▸ **EXERCISE**
Retype all of the data exactly as given.

Start TASK DATA

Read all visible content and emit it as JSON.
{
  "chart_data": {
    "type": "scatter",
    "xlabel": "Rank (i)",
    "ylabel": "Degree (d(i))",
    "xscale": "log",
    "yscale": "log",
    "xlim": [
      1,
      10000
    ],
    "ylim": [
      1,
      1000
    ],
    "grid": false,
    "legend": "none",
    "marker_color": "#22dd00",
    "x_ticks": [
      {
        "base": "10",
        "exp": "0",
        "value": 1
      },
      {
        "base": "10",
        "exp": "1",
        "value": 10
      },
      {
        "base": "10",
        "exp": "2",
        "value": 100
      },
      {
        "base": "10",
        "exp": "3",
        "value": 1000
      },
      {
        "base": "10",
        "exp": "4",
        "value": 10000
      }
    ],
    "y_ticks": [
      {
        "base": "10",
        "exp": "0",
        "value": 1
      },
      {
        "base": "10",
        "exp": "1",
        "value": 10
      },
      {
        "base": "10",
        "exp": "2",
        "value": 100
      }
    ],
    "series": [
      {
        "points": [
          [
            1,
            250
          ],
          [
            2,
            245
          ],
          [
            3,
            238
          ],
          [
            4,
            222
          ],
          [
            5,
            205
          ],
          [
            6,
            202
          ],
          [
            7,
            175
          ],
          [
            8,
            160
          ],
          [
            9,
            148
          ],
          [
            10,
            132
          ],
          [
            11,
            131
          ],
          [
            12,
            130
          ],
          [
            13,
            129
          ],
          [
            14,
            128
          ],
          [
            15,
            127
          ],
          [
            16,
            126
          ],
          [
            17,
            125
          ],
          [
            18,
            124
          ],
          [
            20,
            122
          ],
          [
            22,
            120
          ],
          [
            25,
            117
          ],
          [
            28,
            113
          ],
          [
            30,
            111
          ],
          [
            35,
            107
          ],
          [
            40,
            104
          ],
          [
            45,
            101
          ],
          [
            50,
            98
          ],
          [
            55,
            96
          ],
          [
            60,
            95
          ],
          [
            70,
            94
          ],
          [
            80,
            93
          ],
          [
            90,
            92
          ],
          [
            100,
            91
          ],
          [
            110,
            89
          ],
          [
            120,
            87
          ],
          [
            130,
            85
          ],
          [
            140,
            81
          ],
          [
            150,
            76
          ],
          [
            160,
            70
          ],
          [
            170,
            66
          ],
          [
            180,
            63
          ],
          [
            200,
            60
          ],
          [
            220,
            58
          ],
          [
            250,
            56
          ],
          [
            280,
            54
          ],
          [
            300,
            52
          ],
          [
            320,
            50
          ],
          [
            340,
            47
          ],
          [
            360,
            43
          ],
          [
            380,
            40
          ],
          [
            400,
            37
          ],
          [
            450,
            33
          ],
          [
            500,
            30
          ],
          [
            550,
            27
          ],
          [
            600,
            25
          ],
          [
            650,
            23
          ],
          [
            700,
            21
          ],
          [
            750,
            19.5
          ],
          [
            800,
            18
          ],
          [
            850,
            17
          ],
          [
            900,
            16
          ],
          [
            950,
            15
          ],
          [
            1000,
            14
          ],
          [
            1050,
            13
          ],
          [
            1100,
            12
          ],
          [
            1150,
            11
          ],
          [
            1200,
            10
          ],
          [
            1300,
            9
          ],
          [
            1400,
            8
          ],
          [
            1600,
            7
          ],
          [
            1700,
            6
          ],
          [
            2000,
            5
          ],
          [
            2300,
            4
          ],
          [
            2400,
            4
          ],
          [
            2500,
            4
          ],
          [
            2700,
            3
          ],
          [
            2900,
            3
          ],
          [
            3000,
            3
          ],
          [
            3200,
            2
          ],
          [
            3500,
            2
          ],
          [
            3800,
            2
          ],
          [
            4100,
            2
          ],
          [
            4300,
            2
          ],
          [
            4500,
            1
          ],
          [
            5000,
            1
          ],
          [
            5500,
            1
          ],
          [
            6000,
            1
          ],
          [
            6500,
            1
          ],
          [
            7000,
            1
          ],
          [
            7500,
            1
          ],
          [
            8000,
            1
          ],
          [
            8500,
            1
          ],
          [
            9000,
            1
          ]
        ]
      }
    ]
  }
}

End TASK DATA

▸ **RESPONSE TO THIS EXERCISE**
Read all visible content and emit it as JSON.
{
  "chart_data": {
    "type": "scatter",
    "xlabel": "Rank (i)",
    "ylabel": "Degree (d(i))",
    "xscale": "log",
    "yscale": "log",
    "xlim": [
      1,
      10000
    ],
    "ylim": [
      1,
      1000
    ],
    "grid": false,
    "legend": "none",
    "marker_color": "#22dd00",
    "x_ticks": [
      {
        "base": "10",
        "exp": "0",
        "value": 1
      },
      {
        "base": "10",
        "exp": "1",
        "value": 10
      },
      {
        "base": "10",
        "exp": "2",
        "value": 100
      },
      {
        "base": "10",
        "exp": "3",
        "value": 1000
      },
      {
        "base": "10",
        "exp": "4",
        "value": 10000
      }
    ],
    "y_ticks": [
      {
        "base": "10",
        "exp": "0",
        "value": 1
      },
      {
        "base": "10",
        "exp": "1",
        "value": 10
      },
      {
        "base": "10",
        "exp": "2",
        "value": 100
      }
    ],
    "series": [
      {
        "points": [
          [
            1,
            250
          ],
          [
            2,
            245
          ],
          [
            3,
            238
          ],
          [
            4,
            222
          ],
          [
            5,
            205
          ],
          [
            6,
            202
          ],
          [
            7,
            175
          ],
          [
            8,
            160
          ],
          [
            9,
            148
          ],
          [
            10,
            132
          ],
          [
            11,
            131
          ],
          [
            12,
            130
          ],
          [
            13,
            129
          ],
          [
            14,
            128
          ],
          [
            15,
            127
          ],
          [
            16,
            126
          ],
          [
            17,
            125
          ],
          [
            18,
            124
          ],
          [
            20,
            122
          ],
          [
            22,
            120
          ],
          [
            25,
            117
          ],
          [
            28,
            113
          ],
          [
            30,
            111
          ],
          [
            35,
            107
          ],
          [
            40,
            104
          ],
          [
            45,
            101
          ],
          [
            50,
            98
          ],
          [
            55,
            96
          ],
          [
            60,
            95
          ],
          [
            70,
            94
          ],
          [
            80,
            93
          ],
          [
            90,
            92
          ],
          [
            100,
            91
          ],
          [
            110,
            89
          ],
          [
            120,
            87
          ],
          [
            130,
            85
          ],
          [
            140,
            81
          ],
          [
            150,
            76
          ],
          [
            160,
            70
          ],
          [
            170,
            66
          ],
          [
            180,
            63
          ],
          [
            200,
            60
          ],
          [
            220,
            58
          ],
          [
            250,
            56
          ],
          [
            280,
            54
          ],
          [
            300,
            52
          ],
          [
            320,
            50
          ],
          [
            340,
            47
          ],
          [
            360,
            43
          ],
          [
            380,
            40
          ],
          [
            400,
            37
          ],
          [
            450,
            33
          ],
          [
            500,
            30
          ],
          [
            550,
            27
          ],
          [
            600,
            25
          ],
          [
            650,
            23
          ],
          [
            700,
            21
          ],
          [
            750,
            19.5
          ],
          [
            800,
            18
          ],
          [
            850,
            17
          ],
          [
            900,
            16
          ],
          [
            950,
            15
          ],
          [
            1000,
            14
          ],
          [
            1050,
            13
          ],
          [
            1100,
            12
          ],
          [
            1150,
            11
          ],
          [
            1200,
            10
          ],
          [
            1300,
            9
          ],
          [
            1400,
            8
          ],
          [
            1600,
            7
          ],
          [
            1700,
            6
          ],
          [
            2000,
            5
          ],
          [
            2300,
            4
          ],
          [
            2400,
            4
          ],
          [
            2500,
            4
          ],
          [
            2700,
            3
          ],
          [
            2900,
            3
          ],
          [
            3000,
            3
          ],
          [
            3200,
            2
          ],
          [
            3500,
            2
          ],
          [
            3800,
            2
          ],
          [
            4100,
            2
          ],
          [
            4300,
            2
          ],
          [
            4500,
            1
          ],
          [
            5000,
            1
          ],
          [
            5500,
            1
          ],
          [
            6000,
            1
          ],
          [
            6500,
            1
          ],
          [
            7000,
            1
          ],
          [
            7500,
            1
          ],
          [
            8000,
            1
          ],
          [
            8500,
            1
          ],
          [
            9000,
            1
          ]
        ]
      }
    ]
  }
}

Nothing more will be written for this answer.